Problem details: Reproduce the listing below in its entirety. Change nothing.

Dataset excerpts:
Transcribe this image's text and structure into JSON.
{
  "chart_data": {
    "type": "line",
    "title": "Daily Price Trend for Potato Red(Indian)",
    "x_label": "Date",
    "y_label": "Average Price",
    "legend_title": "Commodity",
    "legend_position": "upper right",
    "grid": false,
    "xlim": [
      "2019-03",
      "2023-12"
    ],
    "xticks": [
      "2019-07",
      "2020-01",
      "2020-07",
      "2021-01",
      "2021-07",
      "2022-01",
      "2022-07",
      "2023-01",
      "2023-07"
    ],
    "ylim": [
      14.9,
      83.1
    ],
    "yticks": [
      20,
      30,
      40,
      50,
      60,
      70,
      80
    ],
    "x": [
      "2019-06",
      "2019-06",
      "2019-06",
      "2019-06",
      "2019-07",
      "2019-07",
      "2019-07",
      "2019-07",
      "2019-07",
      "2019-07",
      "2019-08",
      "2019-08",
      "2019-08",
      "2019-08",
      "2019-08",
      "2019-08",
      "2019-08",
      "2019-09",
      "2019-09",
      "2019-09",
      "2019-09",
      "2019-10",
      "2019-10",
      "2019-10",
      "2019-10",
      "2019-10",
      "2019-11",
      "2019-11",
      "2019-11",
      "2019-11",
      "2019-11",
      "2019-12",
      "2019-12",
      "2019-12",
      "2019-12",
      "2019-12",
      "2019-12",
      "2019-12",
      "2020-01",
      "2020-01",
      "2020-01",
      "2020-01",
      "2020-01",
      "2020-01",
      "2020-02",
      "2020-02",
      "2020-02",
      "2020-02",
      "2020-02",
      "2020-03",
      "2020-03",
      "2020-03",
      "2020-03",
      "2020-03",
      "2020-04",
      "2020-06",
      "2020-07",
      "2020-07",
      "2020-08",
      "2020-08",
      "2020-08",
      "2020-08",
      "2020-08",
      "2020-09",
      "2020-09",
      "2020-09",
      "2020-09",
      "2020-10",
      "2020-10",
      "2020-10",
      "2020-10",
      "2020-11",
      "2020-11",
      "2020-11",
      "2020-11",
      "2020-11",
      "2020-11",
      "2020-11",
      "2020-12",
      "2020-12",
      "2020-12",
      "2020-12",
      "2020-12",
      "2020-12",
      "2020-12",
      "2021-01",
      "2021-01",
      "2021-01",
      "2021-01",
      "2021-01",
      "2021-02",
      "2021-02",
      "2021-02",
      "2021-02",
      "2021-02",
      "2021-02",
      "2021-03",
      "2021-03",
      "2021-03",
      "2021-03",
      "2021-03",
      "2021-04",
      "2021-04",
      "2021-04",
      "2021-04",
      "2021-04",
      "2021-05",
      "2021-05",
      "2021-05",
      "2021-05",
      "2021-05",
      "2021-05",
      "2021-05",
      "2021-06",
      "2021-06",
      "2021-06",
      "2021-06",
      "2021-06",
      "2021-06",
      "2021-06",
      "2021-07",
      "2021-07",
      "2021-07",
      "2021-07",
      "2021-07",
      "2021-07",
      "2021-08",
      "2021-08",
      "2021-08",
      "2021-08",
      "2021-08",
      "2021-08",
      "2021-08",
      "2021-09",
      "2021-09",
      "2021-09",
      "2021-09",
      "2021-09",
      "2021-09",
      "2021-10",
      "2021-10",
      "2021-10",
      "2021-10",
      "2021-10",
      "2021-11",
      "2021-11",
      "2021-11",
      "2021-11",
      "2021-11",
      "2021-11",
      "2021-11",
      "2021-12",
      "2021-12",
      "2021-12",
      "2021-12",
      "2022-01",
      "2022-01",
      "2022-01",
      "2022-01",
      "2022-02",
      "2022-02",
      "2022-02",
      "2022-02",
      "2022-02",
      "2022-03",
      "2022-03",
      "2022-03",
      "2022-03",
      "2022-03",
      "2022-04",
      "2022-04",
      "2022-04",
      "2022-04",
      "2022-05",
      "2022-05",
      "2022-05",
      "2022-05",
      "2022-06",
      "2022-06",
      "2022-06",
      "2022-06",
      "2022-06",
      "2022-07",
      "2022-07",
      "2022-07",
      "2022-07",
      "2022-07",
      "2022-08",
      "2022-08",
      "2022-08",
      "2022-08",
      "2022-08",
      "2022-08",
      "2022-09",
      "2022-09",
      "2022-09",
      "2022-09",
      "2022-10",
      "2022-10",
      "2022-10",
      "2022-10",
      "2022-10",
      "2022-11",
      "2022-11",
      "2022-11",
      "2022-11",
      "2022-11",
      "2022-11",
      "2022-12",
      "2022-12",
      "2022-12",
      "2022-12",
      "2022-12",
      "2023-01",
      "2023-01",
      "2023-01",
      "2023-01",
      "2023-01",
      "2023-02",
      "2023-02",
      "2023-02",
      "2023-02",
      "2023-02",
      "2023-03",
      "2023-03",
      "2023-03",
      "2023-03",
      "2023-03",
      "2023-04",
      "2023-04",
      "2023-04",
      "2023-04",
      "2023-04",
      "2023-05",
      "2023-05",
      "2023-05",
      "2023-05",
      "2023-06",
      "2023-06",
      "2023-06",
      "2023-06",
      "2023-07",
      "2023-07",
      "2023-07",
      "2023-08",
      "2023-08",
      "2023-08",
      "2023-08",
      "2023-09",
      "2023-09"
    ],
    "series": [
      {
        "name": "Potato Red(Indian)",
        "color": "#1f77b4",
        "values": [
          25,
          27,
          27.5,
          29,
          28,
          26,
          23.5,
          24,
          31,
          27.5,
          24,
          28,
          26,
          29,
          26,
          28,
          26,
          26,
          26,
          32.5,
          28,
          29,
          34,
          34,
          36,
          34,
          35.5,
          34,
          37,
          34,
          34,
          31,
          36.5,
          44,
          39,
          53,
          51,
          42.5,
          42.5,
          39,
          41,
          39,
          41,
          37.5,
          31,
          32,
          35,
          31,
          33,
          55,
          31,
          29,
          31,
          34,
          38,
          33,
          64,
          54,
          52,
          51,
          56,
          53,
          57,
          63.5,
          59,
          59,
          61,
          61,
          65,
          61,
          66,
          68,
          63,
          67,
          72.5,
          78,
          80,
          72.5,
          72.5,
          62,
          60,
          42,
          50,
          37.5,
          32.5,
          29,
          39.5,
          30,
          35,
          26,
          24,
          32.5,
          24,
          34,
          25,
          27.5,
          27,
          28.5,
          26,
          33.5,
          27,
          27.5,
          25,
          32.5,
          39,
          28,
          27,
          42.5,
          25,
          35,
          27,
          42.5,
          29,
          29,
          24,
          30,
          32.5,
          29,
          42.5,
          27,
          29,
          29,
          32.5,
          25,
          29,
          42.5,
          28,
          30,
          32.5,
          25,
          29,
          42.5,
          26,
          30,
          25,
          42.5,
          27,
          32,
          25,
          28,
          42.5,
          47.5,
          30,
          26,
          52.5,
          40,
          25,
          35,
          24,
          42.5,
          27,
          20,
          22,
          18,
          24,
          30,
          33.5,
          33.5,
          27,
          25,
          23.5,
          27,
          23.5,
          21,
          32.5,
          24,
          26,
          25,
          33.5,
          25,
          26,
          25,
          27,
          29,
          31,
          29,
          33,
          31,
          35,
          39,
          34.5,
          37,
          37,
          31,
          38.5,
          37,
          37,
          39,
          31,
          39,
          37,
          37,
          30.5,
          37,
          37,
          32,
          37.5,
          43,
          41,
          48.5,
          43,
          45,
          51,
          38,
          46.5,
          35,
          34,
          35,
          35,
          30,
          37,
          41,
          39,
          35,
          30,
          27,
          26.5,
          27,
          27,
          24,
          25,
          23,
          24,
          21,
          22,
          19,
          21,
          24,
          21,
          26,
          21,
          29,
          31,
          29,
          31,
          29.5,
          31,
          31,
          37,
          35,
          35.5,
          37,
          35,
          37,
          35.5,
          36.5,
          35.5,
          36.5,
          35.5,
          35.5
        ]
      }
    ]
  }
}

Task solution:
Transcribe this image's text and structure into JSON.
{
  "chart_data": {
    "type": "line",
    "title": "Daily Price Trend for Potato Red(Indian)",
    "x_label": "Date",
    "y_label": "Average Price",
    "legend_title": "Commodity",
    "legend_position": "upper right",
    "grid": false,
    "xlim": [
      "2019-03",
      "2023-12"
    ],
    "xticks": [
      "2019-07",
      "2020-01",
      "2020-07",
      "2021-01",
      "2021-07",
      "2022-01",
      "2022-07",
      "2023-01",
      "2023-07"
    ],
    "ylim": [
      14.9,
      83.1
    ],
    "yticks": [
      20,
      30,
      40,
      50,
      60,
      70,
      80
    ],
    "x": [
      "2019-06",
      "2019-06",
      "2019-06",
      "2019-06",
      "2019-07",
      "2019-07",
      "2019-07",
      "2019-07",
      "2019-07",
      "2019-07",
      "2019-08",
      "2019-08",
      "2019-08",
      "2019-08",
      "2019-08",
      "2019-08",
      "2019-08",
      "2019-09",
      "2019-09",
      "2019-09",
      "2019-09",
      "2019-10",
      "2019-10",
      "2019-10",
      "2019-10",
      "2019-10",
      "2019-11",
      "2019-11",
      "2019-11",
      "2019-11",
      "2019-11",
      "2019-12",
      "2019-12",
      "2019-12",
      "2019-12",
      "2019-12",
      "2019-12",
      "2019-12",
      "2020-01",
      "2020-01",
      "2020-01",
      "2020-01",
      "2020-01",
      "2020-01",
      "2020-02",
      "2020-02",
      "2020-02",
      "2020-02",
      "2020-02",
      "2020-03",
      "2020-03",
      "2020-03",
      "2020-03",
      "2020-03",
      "2020-04",
      "2020-06",
      "2020-07",
      "2020-07",
      "2020-08",
      "2020-08",
      "2020-08",
      "2020-08",
      "2020-08",
      "2020-09",
      "2020-09",
      "2020-09",
      "2020-09",
      "2020-10",
      "2020-10",
      "2020-10",
      "2020-10",
      "2020-11",
      "2020-11",
      "2020-11",
      "2020-11",
      "2020-11",
      "2020-11",
      "2020-11",
      "2020-12",
      "2020-12",
      "2020-12",
      "2020-12",
      "2020-12",
      "2020-12",
      "2020-12",
      "2021-01",
      "2021-01",
      "2021-01",
      "2021-01",
      "2021-01",
      "2021-02",
      "2021-02",
      "2021-02",
      "2021-02",
      "2021-02",
      "2021-02",
      "2021-03",
      "2021-03",
      "2021-03",
      "2021-03",
      "2021-03",
      "2021-04",
      "2021-04",
      "2021-04",
      "2021-04",
      "2021-04",
      "2021-05",
      "2021-05",
      "2021-05",
      "2021-05",
      "2021-05",
      "2021-05",
      "2021-05",
      "2021-06",
      "2021-06",
      "2021-06",
      "2021-06",
      "2021-06",
      "2021-06",
      "2021-06",
      "2021-07",
      "2021-07",
      "2021-07",
      "2021-07",
      "2021-07",
      "2021-07",
      "2021-08",
      "2021-08",
      "2021-08",
      "2021-08",
      "2021-08",
      "2021-08",
      "2021-08",
      "2021-09",
      "2021-09",
      "2021-09",
      "2021-09",
      "2021-09",
      "2021-09",
      "2021-10",
      "2021-10",
      "2021-10",
      "2021-10",
      "2021-10",
      "2021-11",
      "2021-11",
      "2021-11",
      "2021-11",
      "2021-11",
      "2021-11",
      "2021-11",
      "2021-12",
      "2021-12",
      "2021-12",
      "2021-12",
      "2022-01",
      "2022-01",
      "2022-01",
      "2022-01",
      "2022-02",
      "2022-02",
      "2022-02",
      "2022-02",
      "2022-02",
      "2022-03",
      "2022-03",
      "2022-03",
      "2022-03",
      "2022-03",
      "2022-04",
      "2022-04",
      "2022-04",
      "2022-04",
      "2022-05",
      "2022-05",
      "2022-05",
      "2022-05",
      "2022-06",
      "2022-06",
      "2022-06",
      "2022-06",
      "2022-06",
      "2022-07",
      "2022-07",
      "2022-07",
      "2022-07",
      "2022-07",
      "2022-08",
      "2022-08",
      "2022-08",
      "2022-08",
      "2022-08",
      "2022-08",
      "2022-09",
      "2022-09",
      "2022-09",
      "2022-09",
      "2022-10",
      "2022-10",
      "2022-10",
      "2022-10",
      "2022-10",
      "2022-11",
      "2022-11",
      "2022-11",
      "2022-11",
      "2022-11",
      "2022-11",
      "2022-12",
      "2022-12",
      "2022-12",
      "2022-12",
      "2022-12",
      "2023-01",
      "2023-01",
      "2023-01",
      "2023-01",
      "2023-01",
      "2023-02",
      "2023-02",
      "2023-02",
      "2023-02",
      "2023-02",
      "2023-03",
      "2023-03",
      "2023-03",
      "2023-03",
      "2023-03",
      "2023-04",
      "2023-04",
      "2023-04",
      "2023-04",
      "2023-04",
      "2023-05",
      "2023-05",
      "2023-05",
      "2023-05",
      "2023-06",
      "2023-06",
      "2023-06",
      "2023-06",
      "2023-07",
      "2023-07",
      "2023-07",
      "2023-08",
      "2023-08",
      "2023-08",
      "2023-08",
      "2023-09",
      "2023-09"
    ],
    "series": [
      {
        "name": "Potato Red(Indian)",
        "color": "#1f77b4",
        "values": [
          25,
          27,
          27.5,
          29,
          28,
          26,
          23.5,
          24,
          31,
          27.5,
          24,
          28,
          26,
          29,
          26,
          28,
          26,
          26,
          26,
          32.5,
          28,
          29,
          34,
          34,
          36,
          34,
          35.5,
          34,
          37,
          34,
          34,
          31,
          36.5,
          44,
          39,
          53,
          51,
          42.5,
          42.5,
          39,
          41,
          39,
          41,
          37.5,
          31,
          32,
          35,
          31,
          33,
          55,
          31,
          29,
          31,
          34,
          38,
          33,
          64,
          54,
          52,
          51,
          56,
          53,
          57,
          63.5,
          59,
          59,
          61,
          61,
          65,
          61,
          66,
          68,
          63,
          67,
          72.5,
          78,
          80,
          72.5,
          72.5,
          62,
          60,
          42,
          50,
          37.5,
          32.5,
          29,
          39.5,
          30,
          35,
          26,
          24,
          32.5,
          24,
          34,
          25,
          27.5,
          27,
          28.5,
          26,
          33.5,
          27,
          27.5,
          25,
          32.5,
          39,
          28,
          27,
          42.5,
          25,
          35,
          27,
          42.5,
          29,
          29,
          24,
          30,
          32.5,
          29,
          42.5,
          27,
          29,
          29,
          32.5,
          25,
          29,
          42.5,
          28,
          30,
          32.5,
          25,
          29,
          42.5,
          26,
          30,
          25,
          42.5,
          27,
          32,
          25,
          28,
          42.5,
          47.5,
          30,
          26,
          52.5,
          40,
          25,
          35,
          24,
          42.5,
          27,
          20,
          22,
          18,
          24,
          30,
          33.5,
          33.5,
          27,
          25,
          23.5,
          27,
          23.5,
          21,
          32.5,
          24,
          26,
          25,
          33.5,
          25,
          26,
          25,
          27,
          29,
          31,
          29,
          33,
          31,
          35,
          39,
          34.5,
          37,
          37,
          31,
          38.5,
          37,
          37,
          39,
          31,
          39,
          37,
          37,
          30.5,
          37,
          37,
          32,
          37.5,
          43,
          41,
          48.5,
          43,
          45,
          51,
          38,
          46.5,
          35,
          34,
          35,
          35,
          30,
          37,
          41,
          39,
          35,
          30,
          27,
          26.5,
          27,
          27,
          24,
          25,
          23,
          24,
          21,
          22,
          19,
          21,
          24,
          21,
          26,
          21,
          29,
          31,
          29,
          31,
          29.5,
          31,
          31,
          37,
          35,
          35.5,
          37,
          35,
          37,
          35.5,
          36.5,
          35.5,
          36.5,
          35.5,
          35.5
        ]
      }
    ]
  }
}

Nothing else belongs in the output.